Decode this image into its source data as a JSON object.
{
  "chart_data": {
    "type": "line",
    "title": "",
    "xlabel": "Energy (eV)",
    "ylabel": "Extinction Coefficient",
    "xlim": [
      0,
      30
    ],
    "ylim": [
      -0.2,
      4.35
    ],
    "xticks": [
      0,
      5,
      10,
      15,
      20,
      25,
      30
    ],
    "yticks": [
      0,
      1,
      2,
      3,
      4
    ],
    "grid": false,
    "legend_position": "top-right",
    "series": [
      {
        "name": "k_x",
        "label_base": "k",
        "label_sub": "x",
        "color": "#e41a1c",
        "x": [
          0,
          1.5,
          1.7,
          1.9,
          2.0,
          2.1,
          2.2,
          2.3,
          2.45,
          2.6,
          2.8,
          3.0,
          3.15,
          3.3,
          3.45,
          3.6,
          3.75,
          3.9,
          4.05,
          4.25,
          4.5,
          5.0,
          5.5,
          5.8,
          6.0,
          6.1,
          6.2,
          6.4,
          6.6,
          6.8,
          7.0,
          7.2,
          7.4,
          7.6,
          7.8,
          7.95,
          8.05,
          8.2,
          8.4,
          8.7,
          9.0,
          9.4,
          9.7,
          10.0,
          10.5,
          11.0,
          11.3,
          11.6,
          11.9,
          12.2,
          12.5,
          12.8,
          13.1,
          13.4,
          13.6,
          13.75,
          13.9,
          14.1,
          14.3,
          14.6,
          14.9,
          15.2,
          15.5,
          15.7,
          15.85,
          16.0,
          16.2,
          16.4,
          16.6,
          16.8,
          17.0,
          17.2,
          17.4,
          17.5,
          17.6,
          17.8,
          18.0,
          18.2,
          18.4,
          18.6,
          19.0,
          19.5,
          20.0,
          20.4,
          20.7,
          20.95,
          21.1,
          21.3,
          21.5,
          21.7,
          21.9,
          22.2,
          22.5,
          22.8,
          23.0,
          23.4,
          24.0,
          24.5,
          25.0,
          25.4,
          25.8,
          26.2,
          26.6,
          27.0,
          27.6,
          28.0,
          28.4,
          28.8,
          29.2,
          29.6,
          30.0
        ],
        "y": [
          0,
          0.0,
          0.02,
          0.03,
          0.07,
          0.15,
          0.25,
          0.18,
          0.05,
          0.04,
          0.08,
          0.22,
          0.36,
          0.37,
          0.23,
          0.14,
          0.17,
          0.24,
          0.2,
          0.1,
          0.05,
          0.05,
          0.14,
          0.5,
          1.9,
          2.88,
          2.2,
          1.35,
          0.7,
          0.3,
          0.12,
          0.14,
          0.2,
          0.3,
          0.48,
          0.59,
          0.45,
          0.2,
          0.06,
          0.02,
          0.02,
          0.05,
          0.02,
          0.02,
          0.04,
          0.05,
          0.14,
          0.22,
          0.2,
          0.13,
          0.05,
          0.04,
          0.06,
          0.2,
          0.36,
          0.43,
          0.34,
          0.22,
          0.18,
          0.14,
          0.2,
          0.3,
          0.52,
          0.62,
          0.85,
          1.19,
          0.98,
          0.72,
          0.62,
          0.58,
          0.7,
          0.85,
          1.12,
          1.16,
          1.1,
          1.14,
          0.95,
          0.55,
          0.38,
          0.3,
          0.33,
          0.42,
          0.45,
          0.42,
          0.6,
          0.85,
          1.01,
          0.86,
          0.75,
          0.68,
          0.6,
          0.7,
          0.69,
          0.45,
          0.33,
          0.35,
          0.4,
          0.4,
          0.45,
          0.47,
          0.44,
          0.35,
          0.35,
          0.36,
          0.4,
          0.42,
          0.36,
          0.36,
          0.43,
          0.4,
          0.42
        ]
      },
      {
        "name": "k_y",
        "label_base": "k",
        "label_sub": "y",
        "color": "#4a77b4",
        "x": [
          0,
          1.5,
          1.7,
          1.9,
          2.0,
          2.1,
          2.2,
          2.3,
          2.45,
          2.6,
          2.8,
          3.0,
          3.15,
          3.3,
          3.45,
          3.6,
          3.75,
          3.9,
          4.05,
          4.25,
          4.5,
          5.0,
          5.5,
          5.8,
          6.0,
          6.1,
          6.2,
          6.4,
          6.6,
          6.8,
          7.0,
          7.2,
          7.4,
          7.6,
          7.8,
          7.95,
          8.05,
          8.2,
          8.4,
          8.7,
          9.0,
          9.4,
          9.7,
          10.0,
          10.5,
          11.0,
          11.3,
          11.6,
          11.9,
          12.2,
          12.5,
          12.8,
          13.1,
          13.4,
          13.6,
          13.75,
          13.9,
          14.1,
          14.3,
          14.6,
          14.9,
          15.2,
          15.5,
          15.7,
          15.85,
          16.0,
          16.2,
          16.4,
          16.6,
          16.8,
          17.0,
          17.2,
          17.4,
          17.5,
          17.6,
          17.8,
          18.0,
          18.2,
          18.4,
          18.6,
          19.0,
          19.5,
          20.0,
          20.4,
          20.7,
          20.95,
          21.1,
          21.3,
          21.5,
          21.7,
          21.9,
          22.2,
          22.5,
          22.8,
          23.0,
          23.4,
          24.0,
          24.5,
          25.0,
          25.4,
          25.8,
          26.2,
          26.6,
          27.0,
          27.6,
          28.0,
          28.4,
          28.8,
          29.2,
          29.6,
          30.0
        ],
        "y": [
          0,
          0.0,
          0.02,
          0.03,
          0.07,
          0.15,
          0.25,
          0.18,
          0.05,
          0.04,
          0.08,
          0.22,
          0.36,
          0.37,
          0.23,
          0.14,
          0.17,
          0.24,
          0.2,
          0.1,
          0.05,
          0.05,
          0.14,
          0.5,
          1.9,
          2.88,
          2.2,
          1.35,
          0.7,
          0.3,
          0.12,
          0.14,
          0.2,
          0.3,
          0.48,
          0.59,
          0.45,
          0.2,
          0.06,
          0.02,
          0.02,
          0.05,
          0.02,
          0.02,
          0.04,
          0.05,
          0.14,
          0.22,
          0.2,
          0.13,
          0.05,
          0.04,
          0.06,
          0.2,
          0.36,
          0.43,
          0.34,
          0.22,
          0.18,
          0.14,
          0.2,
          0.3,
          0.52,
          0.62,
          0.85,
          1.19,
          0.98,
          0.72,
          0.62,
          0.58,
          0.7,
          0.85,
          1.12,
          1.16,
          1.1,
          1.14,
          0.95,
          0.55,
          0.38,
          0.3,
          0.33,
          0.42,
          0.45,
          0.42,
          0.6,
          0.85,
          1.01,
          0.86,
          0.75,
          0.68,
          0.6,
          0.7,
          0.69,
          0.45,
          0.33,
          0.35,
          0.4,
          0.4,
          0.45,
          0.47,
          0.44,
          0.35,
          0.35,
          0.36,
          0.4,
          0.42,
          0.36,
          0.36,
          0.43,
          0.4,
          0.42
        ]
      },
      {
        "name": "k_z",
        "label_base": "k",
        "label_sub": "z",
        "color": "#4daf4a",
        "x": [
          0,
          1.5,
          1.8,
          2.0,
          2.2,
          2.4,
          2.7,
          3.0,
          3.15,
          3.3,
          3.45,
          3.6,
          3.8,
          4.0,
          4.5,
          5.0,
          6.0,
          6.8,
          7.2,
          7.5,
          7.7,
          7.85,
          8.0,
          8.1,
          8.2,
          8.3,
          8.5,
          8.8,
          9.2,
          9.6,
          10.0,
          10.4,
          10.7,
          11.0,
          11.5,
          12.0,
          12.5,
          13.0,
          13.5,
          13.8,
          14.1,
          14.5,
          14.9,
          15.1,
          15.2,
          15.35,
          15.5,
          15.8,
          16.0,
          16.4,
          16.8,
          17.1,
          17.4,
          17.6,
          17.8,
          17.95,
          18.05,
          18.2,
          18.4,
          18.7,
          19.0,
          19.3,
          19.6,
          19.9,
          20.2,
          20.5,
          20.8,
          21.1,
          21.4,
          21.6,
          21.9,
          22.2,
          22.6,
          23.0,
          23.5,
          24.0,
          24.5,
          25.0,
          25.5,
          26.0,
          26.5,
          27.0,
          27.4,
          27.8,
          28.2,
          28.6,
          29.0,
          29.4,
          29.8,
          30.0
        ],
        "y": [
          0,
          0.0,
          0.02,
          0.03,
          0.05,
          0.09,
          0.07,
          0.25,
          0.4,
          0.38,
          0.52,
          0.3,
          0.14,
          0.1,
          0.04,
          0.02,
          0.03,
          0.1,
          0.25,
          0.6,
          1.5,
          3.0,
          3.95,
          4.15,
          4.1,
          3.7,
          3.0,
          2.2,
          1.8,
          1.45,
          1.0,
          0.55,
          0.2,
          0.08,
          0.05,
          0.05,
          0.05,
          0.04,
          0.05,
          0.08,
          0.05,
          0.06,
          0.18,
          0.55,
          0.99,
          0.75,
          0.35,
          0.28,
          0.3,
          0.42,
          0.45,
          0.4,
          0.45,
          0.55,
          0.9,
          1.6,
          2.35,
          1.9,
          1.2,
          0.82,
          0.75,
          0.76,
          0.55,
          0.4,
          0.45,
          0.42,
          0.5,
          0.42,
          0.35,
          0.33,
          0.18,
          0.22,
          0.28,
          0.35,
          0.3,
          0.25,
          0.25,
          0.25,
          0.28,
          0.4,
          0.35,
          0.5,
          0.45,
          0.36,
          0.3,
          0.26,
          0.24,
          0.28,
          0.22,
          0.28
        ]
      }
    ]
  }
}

Requirement.
Report all lines of the material that contain the word "color".

Output below.
        "color": "#e41a1c",
        "color": "#4a77b4",
        "color": "#4daf4a",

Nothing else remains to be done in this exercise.